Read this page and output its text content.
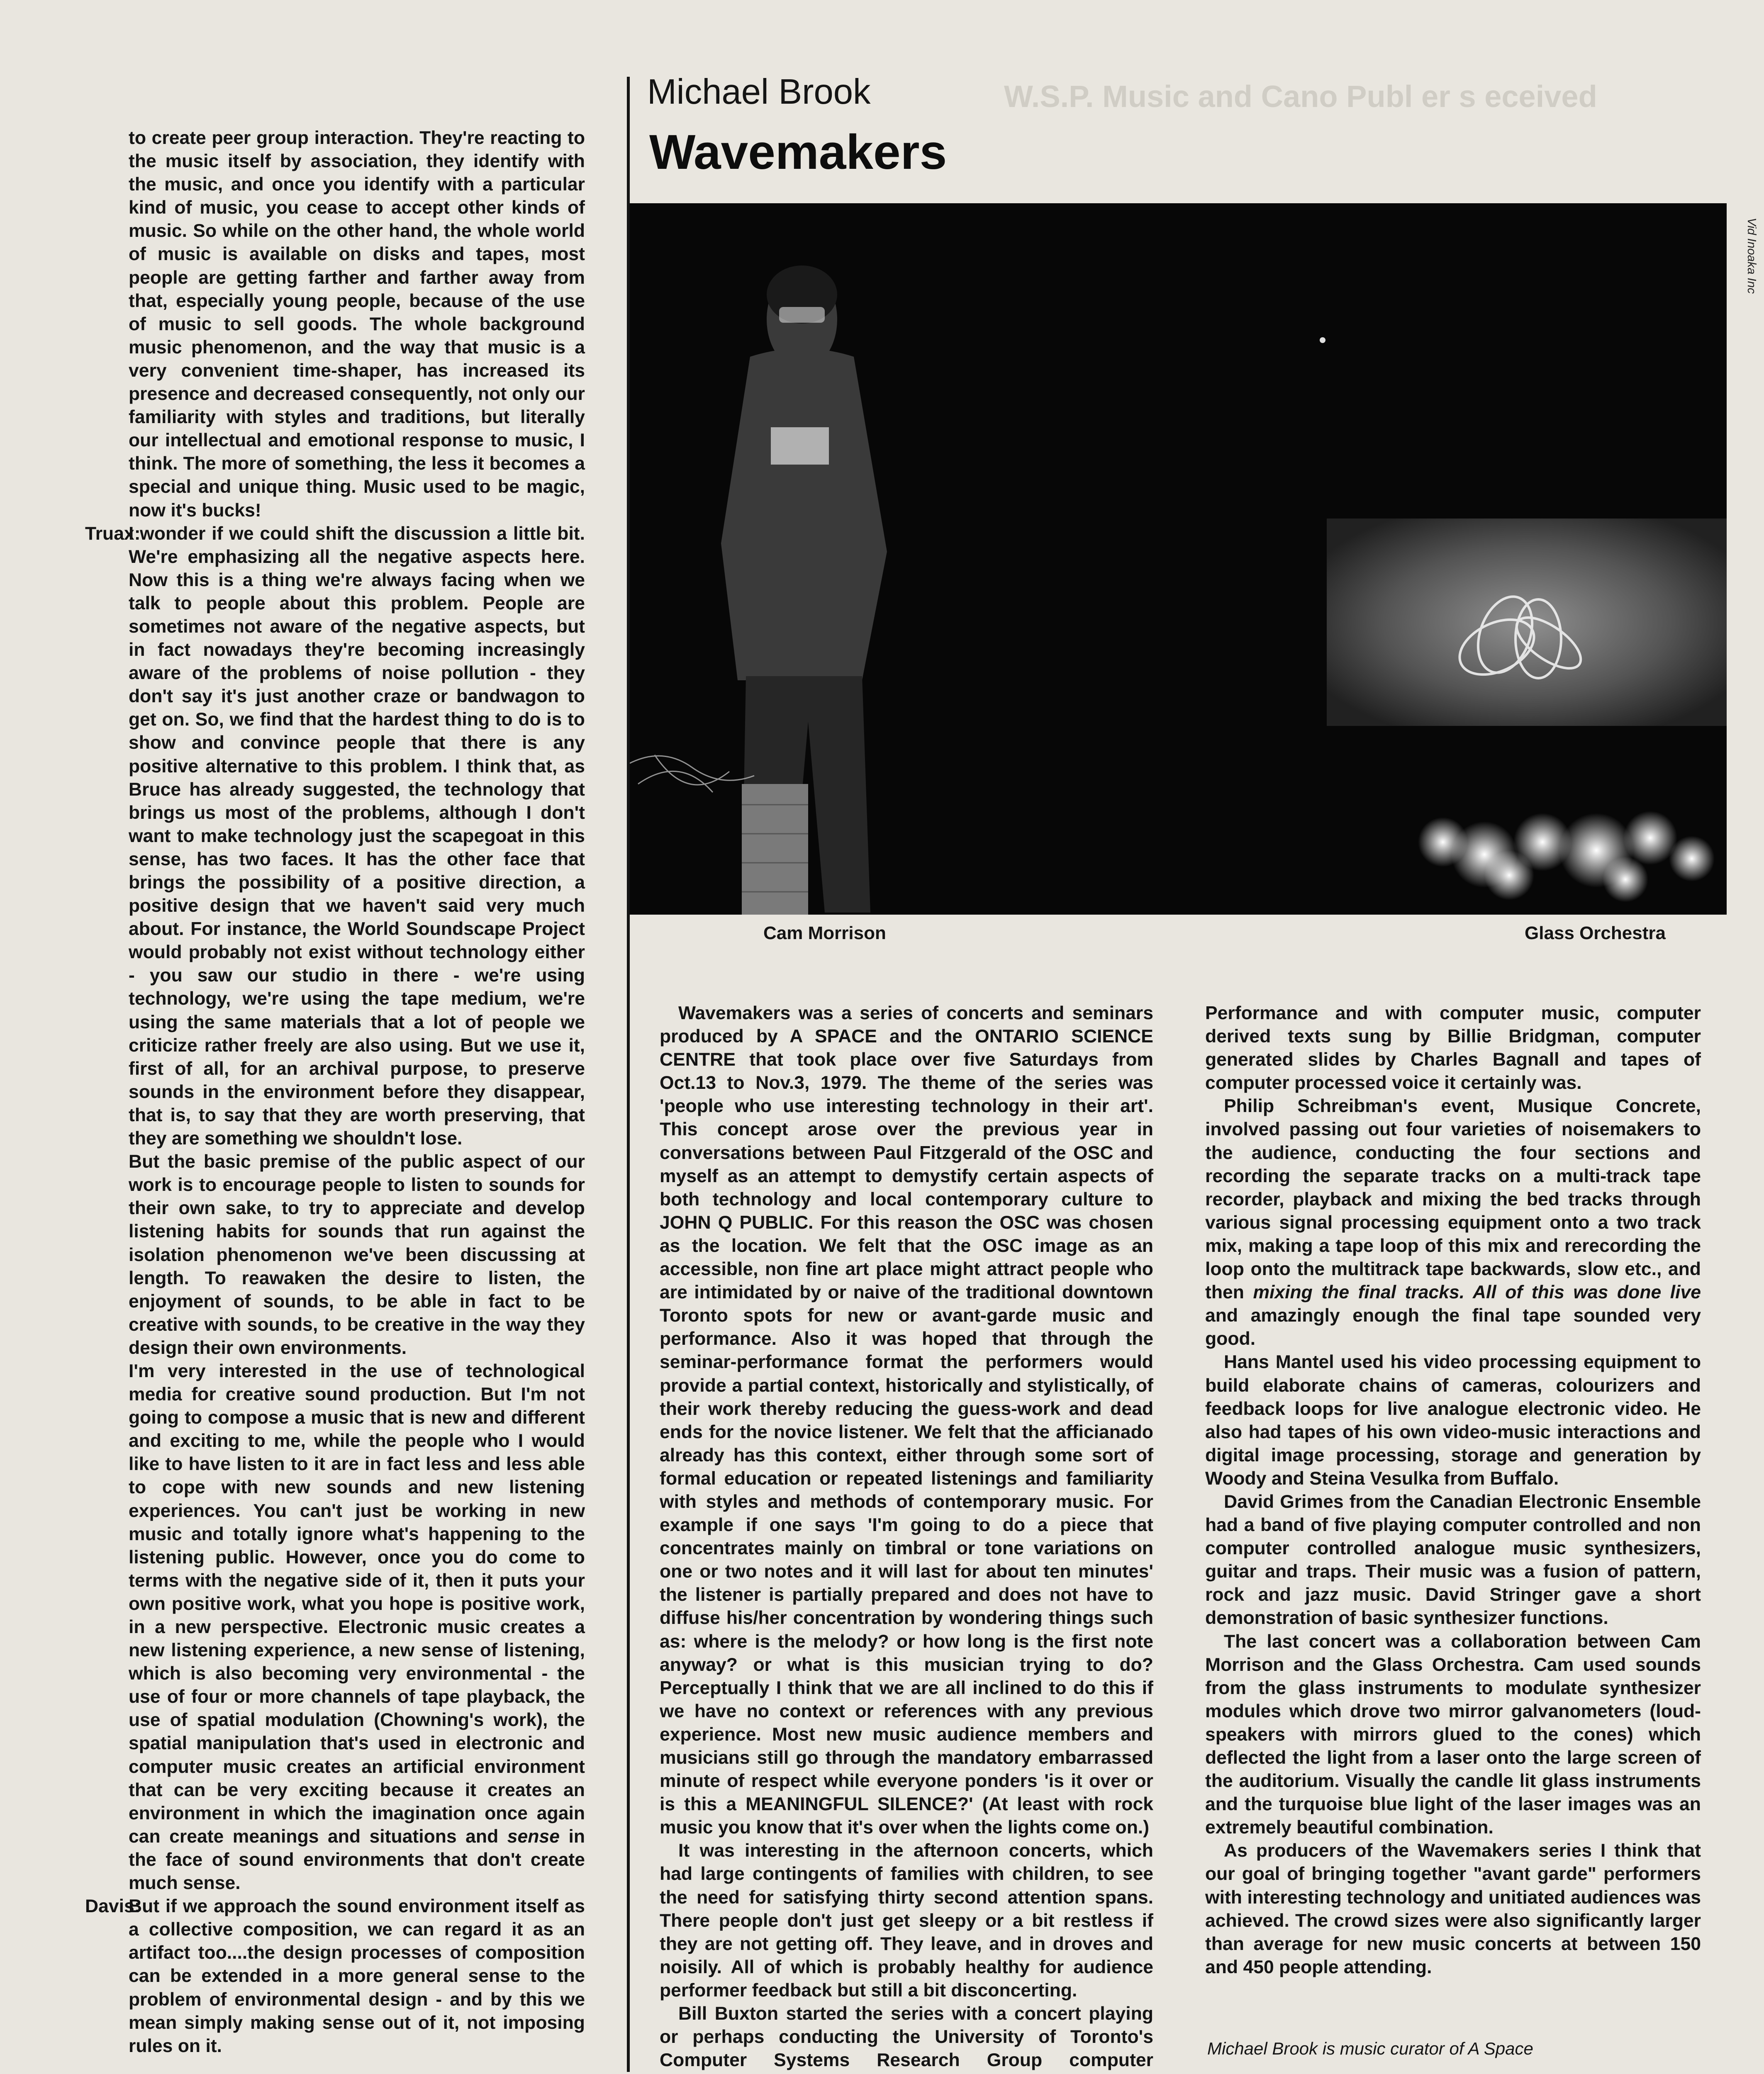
to create peer group interaction. They're reacting to the music itself by association, they identify with the music, and once you identify with a particular kind of music, you cease to accept other kinds of music. So while on the other hand, the whole world of music is available on disks and tapes, most people are getting farther and farther away from that, especially young people, because of the use of music to sell goods. The whole background music phenomenon, and the way that music is a very convenient time-shaper, has increased its presence and decreased consequently, not only our familiarity with styles and traditions, but literally our intellectual and emotional response to music, I think. The more of something, the less it becomes a special and unique thing. Music used to be magic, now it's bucks!

Truax:
I wonder if we could shift the discussion a little bit. We're emphasizing all the negative aspects here. Now this is a thing we're always facing when we talk to people about this problem. People are sometimes not aware of the negative aspects, but in fact nowadays they're becoming increasingly aware of the problems of noise pollution - they don't say it's just another craze or bandwagon to get on. So, we find that the hardest thing to do is to show and convince people that there is any positive alternative to this problem. I think that, as Bruce has already suggested, the technology that brings us most of the problems, although I don't want to make technology just the scapegoat in this sense, has two faces. It has the other face that brings the possibility of a positive direction, a positive design that we haven't said very much about. For instance, the World Soundscape Project would probably not exist without technology either - you saw our studio in there - we're using technology, we're using the tape medium, we're using the same materials that a lot of people we criticize rather freely are also using. But we use it, first of all, for an archival purpose, to preserve sounds in the environment before they disappear, that is, to say that they are worth preserving, that they are something we shouldn't lose.

But the basic premise of the public aspect of our work is to encourage people to listen to sounds for their own sake, to try to appreciate and develop listening habits for sounds that run against the isolation phenomenon we've been discussing at length. To reawaken the desire to listen, the enjoyment of sounds, to be able in fact to be creative with sounds, to be creative in the way they design their own environments.

I'm very interested in the use of technological media for creative sound production. But I'm not going to compose a music that is new and different and exciting to me, while the people who I would like to have listen to it are in fact less and less able to cope with new sounds and new listening experiences. You can't just be working in new music and totally ignore what's happening to the listening public. However, once you do come to terms with the negative side of it, then it puts your own positive work, what you hope is positive work, in a new perspective. Electronic music creates a new listening experience, a new sense of listening, which is also becoming very environmental - the use of four or more channels of tape playback, the use of spatial modulation (Chowning's work), the spatial manipulation that's used in electronic and computer music creates an artificial environment that can be very exciting because it creates an environment in which the imagination once again can create meanings and situations and sense in the face of sound environments that don't create much sense.

Davis:
But if we approach the sound environment itself as a collective composition, we can regard it as an artifact too....the design processes of composition can be extended in a more general sense to the problem of environmental design - and by this we mean simply making sense out of it, not imposing rules on it.

W.S.P. Music and Cano Publ er s eceived
Michael Brook
Wavemakers
Vid Inoaka Inc
Cam Morrison	Glass Orchestra

Wavemakers was a series of concerts and seminars produced by A SPACE and the ONTARIO SCIENCE CENTRE that took place over five Saturdays from Oct.13 to Nov.3, 1979. The theme of the series was 'people who use interesting technology in their art'. This concept arose over the previous year in conversations between Paul Fitzgerald of the OSC and myself as an attempt to demystify certain aspects of both technology and local contemporary culture to JOHN Q PUBLIC. For this reason the OSC was chosen as the location. We felt that the OSC image as an accessible, non fine art place might attract people who are intimidated by or naive of the traditional downtown Toronto spots for new or avant-garde music and performance. Also it was hoped that through the seminar-performance format the performers would provide a partial context, historically and stylistically, of their work thereby reducing the guess-work and dead ends for the novice listener. We felt that the afficianado already has this context, either through some sort of formal education or repeated listenings and familiarity with styles and methods of contemporary music. For example if one says 'I'm going to do a piece that concentrates mainly on timbral or tone variations on one or two notes and it will last for about ten minutes' the listener is partially prepared and does not have to diffuse his/her concentration by wondering things such as: where is the melody? or how long is the first note anyway? or what is this musician trying to do? Perceptually I think that we are all inclined to do this if we have no context or references with any previous experience. Most new music audience members and musicians still go through the mandatory embarrassed minute of respect while everyone ponders 'is it over or is this a MEANINGFUL SILENCE?' (At least with rock music you know that it's over when the lights come on.)

It was interesting in the afternoon concerts, which had large contingents of families with children, to see the need for satisfying thirty second attention spans. There people don't just get sleepy or a bit restless if they are not getting off. They leave, and in droves and noisily. All of which is probably healthy for audience performer feedback but still a bit disconcerting.

Bill Buxton started the series with a concert playing or perhaps conducting the University of Toronto's Computer Systems Research Group computer

Performance and with computer music, computer derived texts sung by Billie Bridgman, computer generated slides by Charles Bagnall and tapes of computer processed voice it certainly was.

Philip Schreibman's event, Musique Concrete, involved passing out four varieties of noisemakers to the audience, conducting the four sections and recording the separate tracks on a multi-track tape recorder, playback and mixing the bed tracks through various signal processing equipment onto a two track mix, making a tape loop of this mix and rerecording the loop onto the multitrack tape backwards, slow etc., and then mixing the final tracks. All of this was done live and amazingly enough the final tape sounded very good.

Hans Mantel used his video processing equipment to build elaborate chains of cameras, colourizers and feedback loops for live analogue electronic video. He also had tapes of his own video-music interactions and digital image processing, storage and generation by Woody and Steina Vesulka from Buffalo.

David Grimes from the Canadian Electronic Ensemble had a band of five playing computer controlled and non computer controlled analogue music synthesizers, guitar and traps. Their music was a fusion of pattern, rock and jazz music. David Stringer gave a short demonstration of basic synthesizer functions.

The last concert was a collaboration between Cam Morrison and the Glass Orchestra. Cam used sounds from the glass instruments to modulate synthesizer modules which drove two mirror galvanometers (loud-speakers with mirrors glued to the cones) which deflected the light from a laser onto the large screen of the auditorium. Visually the candle lit glass instruments and the turquoise blue light of the laser images was an extremely beautiful combination.

As producers of the Wavemakers series I think that our goal of bringing together "avant garde" performers with interesting technology and unitiated audiences was achieved. The crowd sizes were also significantly larger than average for new music concerts at between 150 and 450 people attending.

Michael Brook is music curator of A Space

**Goal of the exercise:**
Print each of the records above exactly as written, leaving no picture in the copy.

**Task response:**
Read this page and output its text content.
to create peer group interaction. They're reacting to the music itself by association, they identify with the music, and once you identify with a particular kind of music, you cease to accept other kinds of music. So while on the other hand, the whole world of music is available on disks and tapes, most people are getting farther and farther away from that, especially young people, because of the use of music to sell goods. The whole background music phenomenon, and the way that music is a very convenient time-shaper, has increased its presence and decreased consequently, not only our familiarity with styles and traditions, but literally our intellectual and emotional response to music, I think. The more of something, the less it becomes a special and unique thing. Music used to be magic, now it's bucks!

Truax:
I wonder if we could shift the discussion a little bit. We're emphasizing all the negative aspects here. Now this is a thing we're always facing when we talk to people about this problem. People are sometimes not aware of the negative aspects, but in fact nowadays they're becoming increasingly aware of the problems of noise pollution - they don't say it's just another craze or bandwagon to get on. So, we find that the hardest thing to do is to show and convince people that there is any positive alternative to this problem. I think that, as Bruce has already suggested, the technology that brings us most of the problems, although I don't want to make technology just the scapegoat in this sense, has two faces. It has the other face that brings the possibility of a positive direction, a positive design that we haven't said very much about. For instance, the World Soundscape Project would probably not exist without technology either - you saw our studio in there - we're using technology, we're using the tape medium, we're using the same materials that a lot of people we criticize rather freely are also using. But we use it, first of all, for an archival purpose, to preserve sounds in the environment before they disappear, that is, to say that they are worth preserving, that they are something we shouldn't lose.

But the basic premise of the public aspect of our work is to encourage people to listen to sounds for their own sake, to try to appreciate and develop listening habits for sounds that run against the isolation phenomenon we've been discussing at length. To reawaken the desire to listen, the enjoyment of sounds, to be able in fact to be creative with sounds, to be creative in the way they design their own environments.

I'm very interested in the use of technological media for creative sound production. But I'm not going to compose a music that is new and different and exciting to me, while the people who I would like to have listen to it are in fact less and less able to cope with new sounds and new listening experiences. You can't just be working in new music and totally ignore what's happening to the listening public. However, once you do come to terms with the negative side of it, then it puts your own positive work, what you hope is positive work, in a new perspective. Electronic music creates a new listening experience, a new sense of listening, which is also becoming very environmental - the use of four or more channels of tape playback, the use of spatial modulation (Chowning's work), the spatial manipulation that's used in electronic and computer music creates an artificial environment that can be very exciting because it creates an environment in which the imagination once again can create meanings and situations and sense in the face of sound environments that don't create much sense.

Davis:
But if we approach the sound environment itself as a collective composition, we can regard it as an artifact too....the design processes of composition can be extended in a more general sense to the problem of environmental design - and by this we mean simply making sense out of it, not imposing rules on it.

W.S.P. Music and Cano Publ er s eceived
Michael Brook
Wavemakers
Vid Inoaka Inc
Cam Morrison	Glass Orchestra

Wavemakers was a series of concerts and seminars produced by A SPACE and the ONTARIO SCIENCE CENTRE that took place over five Saturdays from Oct.13 to Nov.3, 1979. The theme of the series was 'people who use interesting technology in their art'. This concept arose over the previous year in conversations between Paul Fitzgerald of the OSC and myself as an attempt to demystify certain aspects of both technology and local contemporary culture to JOHN Q PUBLIC. For this reason the OSC was chosen as the location. We felt that the OSC image as an accessible, non fine art place might attract people who are intimidated by or naive of the traditional downtown Toronto spots for new or avant-garde music and performance. Also it was hoped that through the seminar-performance format the performers would provide a partial context, historically and stylistically, of their work thereby reducing the guess-work and dead ends for the novice listener. We felt that the afficianado already has this context, either through some sort of formal education or repeated listenings and familiarity with styles and methods of contemporary music. For example if one says 'I'm going to do a piece that concentrates mainly on timbral or tone variations on one or two notes and it will last for about ten minutes' the listener is partially prepared and does not have to diffuse his/her concentration by wondering things such as: where is the melody? or how long is the first note anyway? or what is this musician trying to do? Perceptually I think that we are all inclined to do this if we have no context or references with any previous experience. Most new music audience members and musicians still go through the mandatory embarrassed minute of respect while everyone ponders 'is it over or is this a MEANINGFUL SILENCE?' (At least with rock music you know that it's over when the lights come on.)

It was interesting in the afternoon concerts, which had large contingents of families with children, to see the need for satisfying thirty second attention spans. There people don't just get sleepy or a bit restless if they are not getting off. They leave, and in droves and noisily. All of which is probably healthy for audience performer feedback but still a bit disconcerting.

Bill Buxton started the series with a concert playing or perhaps conducting the University of Toronto's Computer Systems Research Group computer

Performance and with computer music, computer derived texts sung by Billie Bridgman, computer generated slides by Charles Bagnall and tapes of computer processed voice it certainly was.

Philip Schreibman's event, Musique Concrete, involved passing out four varieties of noisemakers to the audience, conducting the four sections and recording the separate tracks on a multi-track tape recorder, playback and mixing the bed tracks through various signal processing equipment onto a two track mix, making a tape loop of this mix and rerecording the loop onto the multitrack tape backwards, slow etc., and then mixing the final tracks. All of this was done live and amazingly enough the final tape sounded very good.

Hans Mantel used his video processing equipment to build elaborate chains of cameras, colourizers and feedback loops for live analogue electronic video. He also had tapes of his own video-music interactions and digital image processing, storage and generation by Woody and Steina Vesulka from Buffalo.

David Grimes from the Canadian Electronic Ensemble had a band of five playing computer controlled and non computer controlled analogue music synthesizers, guitar and traps. Their music was a fusion of pattern, rock and jazz music. David Stringer gave a short demonstration of basic synthesizer functions.

The last concert was a collaboration between Cam Morrison and the Glass Orchestra. Cam used sounds from the glass instruments to modulate synthesizer modules which drove two mirror galvanometers (loud-speakers with mirrors glued to the cones) which deflected the light from a laser onto the large screen of the auditorium. Visually the candle lit glass instruments and the turquoise blue light of the laser images was an extremely beautiful combination.

As producers of the Wavemakers series I think that our goal of bringing together "avant garde" performers with interesting technology and unitiated audiences was achieved. The crowd sizes were also significantly larger than average for new music concerts at between 150 and 450 people attending.

Michael Brook is music curator of A Space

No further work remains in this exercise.